(Problem to solve):
Only the pictures are left out: repeat the rest of the entries exactly.

(Records shown):

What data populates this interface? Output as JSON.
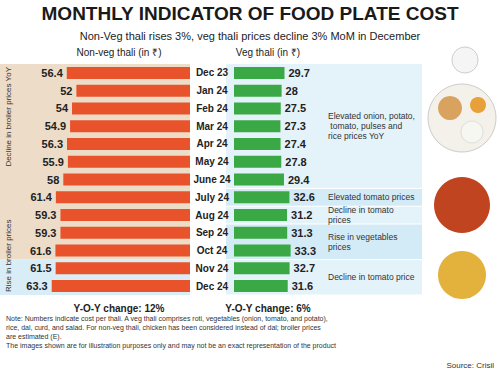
{
  "title": "MONTHLY INDICATOR OF FOOD PLATE COST",
  "subtitle": "Non-Veg thali rises 3%, veg thali prices decline 3% MoM in December",
  "note": [
    "Note: Numbers indicate cost per thali. A veg thali comprises roti, vegetables (onion, tomato, and potato), rice, dal, curd, and salad. For non-veg thali, chicken has been considered instead of dal; broiler prices are estimated (E).",
    "The images shown are for illustration purposes only and may not be an exact representation of the product"
  ],
  "source": "Source: Crisil",
  "chart_data": [
    {
      "type": "bar",
      "orientation": "horizontal",
      "title": "Non-veg thali (in ₹)",
      "categories": [
        "Dec 23",
        "Jan 24",
        "Feb 24",
        "Mar 24",
        "Apr 24",
        "May 24",
        "June 24",
        "July 24",
        "Aug 24",
        "Sep 24",
        "Oct 24",
        "Nov 24",
        "Dec 24"
      ],
      "values": [
        56.4,
        52,
        54,
        54.9,
        56.3,
        55.9,
        58,
        61.4,
        59.3,
        59.3,
        61.6,
        61.5,
        63.3
      ],
      "color": "#e8532b",
      "xlim": [
        0,
        65
      ],
      "data_labels": true,
      "tick_labels": "y",
      "grid": false,
      "footer": "Y-O-Y change: 12%",
      "annotations": [
        {
          "text": "Decline in broiler prices YoY",
          "from": "Dec 23",
          "to": "Oct 24"
        },
        {
          "text": "Rise in broiler prices",
          "from": "Nov 24",
          "to": "Dec 24"
        }
      ]
    },
    {
      "type": "bar",
      "orientation": "horizontal",
      "title": "Veg thali (in ₹)",
      "categories": [
        "Dec 23",
        "Jan 24",
        "Feb 24",
        "Mar 24",
        "Apr 24",
        "May 24",
        "June 24",
        "July 24",
        "Aug 24",
        "Sep 24",
        "Oct 24",
        "Nov 24",
        "Dec 24"
      ],
      "values": [
        29.7,
        28,
        27.5,
        27.3,
        27.4,
        27.8,
        29.4,
        32.6,
        31.2,
        31.3,
        33.3,
        32.7,
        31.6
      ],
      "color": "#3aa845",
      "xlim": [
        0,
        40
      ],
      "data_labels": true,
      "tick_labels": false,
      "grid": false,
      "footer": "Y-O-Y change: 6%",
      "annotations": [
        {
          "text": "Elevated onion, potato, tomato, pulses and rice prices YoY",
          "from": "Dec 23",
          "to": "June 24"
        },
        {
          "text": "Elevated tomato prices",
          "from": "July 24",
          "to": "July 24"
        },
        {
          "text": "Decline in tomato prices",
          "from": "Aug 24",
          "to": "Aug 24"
        },
        {
          "text": "Rise in vegetables prices",
          "from": "Sep 24",
          "to": "Oct 24"
        },
        {
          "text": "Decline in tomato price",
          "from": "Nov 24",
          "to": "Dec 24"
        }
      ]
    }
  ]
}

(Output):
What data populates this interface? Output as JSON.
{
  "title": "MONTHLY INDICATOR OF FOOD PLATE COST",
  "subtitle": "Non-Veg thali rises 3%, veg thali prices decline 3% MoM in December",
  "note": [
    "Note: Numbers indicate cost per thali. A veg thali comprises roti, vegetables (onion, tomato, and potato), rice, dal, curd, and salad. For non-veg thali, chicken has been considered instead of dal; broiler prices are estimated (E).",
    "The images shown are for illustration purposes only and may not be an exact representation of the product"
  ],
  "source": "Source: Crisil",
  "chart_data": [
    {
      "type": "bar",
      "orientation": "horizontal",
      "title": "Non-veg thali (in ₹)",
      "categories": [
        "Dec 23",
        "Jan 24",
        "Feb 24",
        "Mar 24",
        "Apr 24",
        "May 24",
        "June 24",
        "July 24",
        "Aug 24",
        "Sep 24",
        "Oct 24",
        "Nov 24",
        "Dec 24"
      ],
      "values": [
        56.4,
        52,
        54,
        54.9,
        56.3,
        55.9,
        58,
        61.4,
        59.3,
        59.3,
        61.6,
        61.5,
        63.3
      ],
      "color": "#e8532b",
      "xlim": [
        0,
        65
      ],
      "data_labels": true,
      "tick_labels": "y",
      "grid": false,
      "footer": "Y-O-Y change: 12%",
      "annotations": [
        {
          "text": "Decline in broiler prices YoY",
          "from": "Dec 23",
          "to": "Oct 24"
        },
        {
          "text": "Rise in broiler prices",
          "from": "Nov 24",
          "to": "Dec 24"
        }
      ]
    },
    {
      "type": "bar",
      "orientation": "horizontal",
      "title": "Veg thali (in ₹)",
      "categories": [
        "Dec 23",
        "Jan 24",
        "Feb 24",
        "Mar 24",
        "Apr 24",
        "May 24",
        "June 24",
        "July 24",
        "Aug 24",
        "Sep 24",
        "Oct 24",
        "Nov 24",
        "Dec 24"
      ],
      "values": [
        29.7,
        28,
        27.5,
        27.3,
        27.4,
        27.8,
        29.4,
        32.6,
        31.2,
        31.3,
        33.3,
        32.7,
        31.6
      ],
      "color": "#3aa845",
      "xlim": [
        0,
        40
      ],
      "data_labels": true,
      "tick_labels": false,
      "grid": false,
      "footer": "Y-O-Y change: 6%",
      "annotations": [
        {
          "text": "Elevated onion, potato, tomato, pulses and rice prices YoY",
          "from": "Dec 23",
          "to": "June 24"
        },
        {
          "text": "Elevated tomato prices",
          "from": "July 24",
          "to": "July 24"
        },
        {
          "text": "Decline in tomato prices",
          "from": "Aug 24",
          "to": "Aug 24"
        },
        {
          "text": "Rise in vegetables prices",
          "from": "Sep 24",
          "to": "Oct 24"
        },
        {
          "text": "Decline in tomato price",
          "from": "Nov 24",
          "to": "Dec 24"
        }
      ]
    }
  ]
}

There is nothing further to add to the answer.